====== GIVEN DATA

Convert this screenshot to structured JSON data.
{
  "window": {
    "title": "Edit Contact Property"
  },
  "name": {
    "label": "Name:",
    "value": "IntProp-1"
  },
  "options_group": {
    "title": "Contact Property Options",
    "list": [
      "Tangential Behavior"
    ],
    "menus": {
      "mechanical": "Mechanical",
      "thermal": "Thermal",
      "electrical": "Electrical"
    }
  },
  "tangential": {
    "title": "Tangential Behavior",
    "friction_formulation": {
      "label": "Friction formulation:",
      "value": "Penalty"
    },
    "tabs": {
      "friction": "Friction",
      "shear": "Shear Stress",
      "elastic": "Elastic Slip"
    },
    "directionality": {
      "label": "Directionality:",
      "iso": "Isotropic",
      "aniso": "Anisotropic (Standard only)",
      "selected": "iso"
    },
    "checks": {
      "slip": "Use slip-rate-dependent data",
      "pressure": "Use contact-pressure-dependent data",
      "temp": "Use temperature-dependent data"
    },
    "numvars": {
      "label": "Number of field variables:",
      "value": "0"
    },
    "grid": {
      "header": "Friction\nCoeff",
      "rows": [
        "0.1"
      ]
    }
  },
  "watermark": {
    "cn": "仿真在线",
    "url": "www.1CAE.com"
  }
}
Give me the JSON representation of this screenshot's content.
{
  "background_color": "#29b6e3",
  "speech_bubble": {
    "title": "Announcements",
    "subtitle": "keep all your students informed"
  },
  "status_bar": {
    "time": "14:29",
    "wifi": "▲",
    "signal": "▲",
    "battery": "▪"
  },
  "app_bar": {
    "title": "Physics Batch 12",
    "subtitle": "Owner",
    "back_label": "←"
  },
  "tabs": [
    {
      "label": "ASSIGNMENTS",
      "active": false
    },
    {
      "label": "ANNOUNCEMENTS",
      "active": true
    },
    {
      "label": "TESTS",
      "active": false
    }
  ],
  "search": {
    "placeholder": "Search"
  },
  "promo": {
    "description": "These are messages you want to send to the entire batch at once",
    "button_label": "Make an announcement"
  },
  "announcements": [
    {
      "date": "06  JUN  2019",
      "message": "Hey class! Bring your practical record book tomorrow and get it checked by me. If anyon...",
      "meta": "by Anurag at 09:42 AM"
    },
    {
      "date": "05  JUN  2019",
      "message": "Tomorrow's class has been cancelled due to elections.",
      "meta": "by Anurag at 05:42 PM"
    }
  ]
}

============

EXERCISE INSTRUCTIONS → Output each entry precisely as given.

EXERCISE SOLUTION →
Convert this screenshot to structured JSON data.
{
  "window": {
    "title": "Edit Contact Property"
  },
  "name": {
    "label": "Name:",
    "value": "IntProp-1"
  },
  "options_group": {
    "title": "Contact Property Options",
    "list": [
      "Tangential Behavior"
    ],
    "menus": {
      "mechanical": "Mechanical",
      "thermal": "Thermal",
      "electrical": "Electrical"
    }
  },
  "tangential": {
    "title": "Tangential Behavior",
    "friction_formulation": {
      "label": "Friction formulation:",
      "value": "Penalty"
    },
    "tabs": {
      "friction": "Friction",
      "shear": "Shear Stress",
      "elastic": "Elastic Slip"
    },
    "directionality": {
      "label": "Directionality:",
      "iso": "Isotropic",
      "aniso": "Anisotropic (Standard only)",
      "selected": "iso"
    },
    "checks": {
      "slip": "Use slip-rate-dependent data",
      "pressure": "Use contact-pressure-dependent data",
      "temp": "Use temperature-dependent data"
    },
    "numvars": {
      "label": "Number of field variables:",
      "value": "0"
    },
    "grid": {
      "header": "Friction\nCoeff",
      "rows": [
        "0.1"
      ]
    }
  },
  "watermark": {
    "cn": "仿真在线",
    "url": "www.1CAE.com"
  }
}
Give me the JSON representation of this screenshot's content.
{
  "background_color": "#29b6e3",
  "speech_bubble": {
    "title": "Announcements",
    "subtitle": "keep all your students informed"
  },
  "status_bar": {
    "time": "14:29",
    "wifi": "▲",
    "signal": "▲",
    "battery": "▪"
  },
  "app_bar": {
    "title": "Physics Batch 12",
    "subtitle": "Owner",
    "back_label": "←"
  },
  "tabs": [
    {
      "label": "ASSIGNMENTS",
      "active": false
    },
    {
      "label": "ANNOUNCEMENTS",
      "active": true
    },
    {
      "label": "TESTS",
      "active": false
    }
  ],
  "search": {
    "placeholder": "Search"
  },
  "promo": {
    "description": "These are messages you want to send to the entire batch at once",
    "button_label": "Make an announcement"
  },
  "announcements": [
    {
      "date": "06  JUN  2019",
      "message": "Hey class! Bring your practical record book tomorrow and get it checked by me. If anyon...",
      "meta": "by Anurag at 09:42 AM"
    },
    {
      "date": "05  JUN  2019",
      "message": "Tomorrow's class has been cancelled due to elections.",
      "meta": "by Anurag at 05:42 PM"
    }
  ]
}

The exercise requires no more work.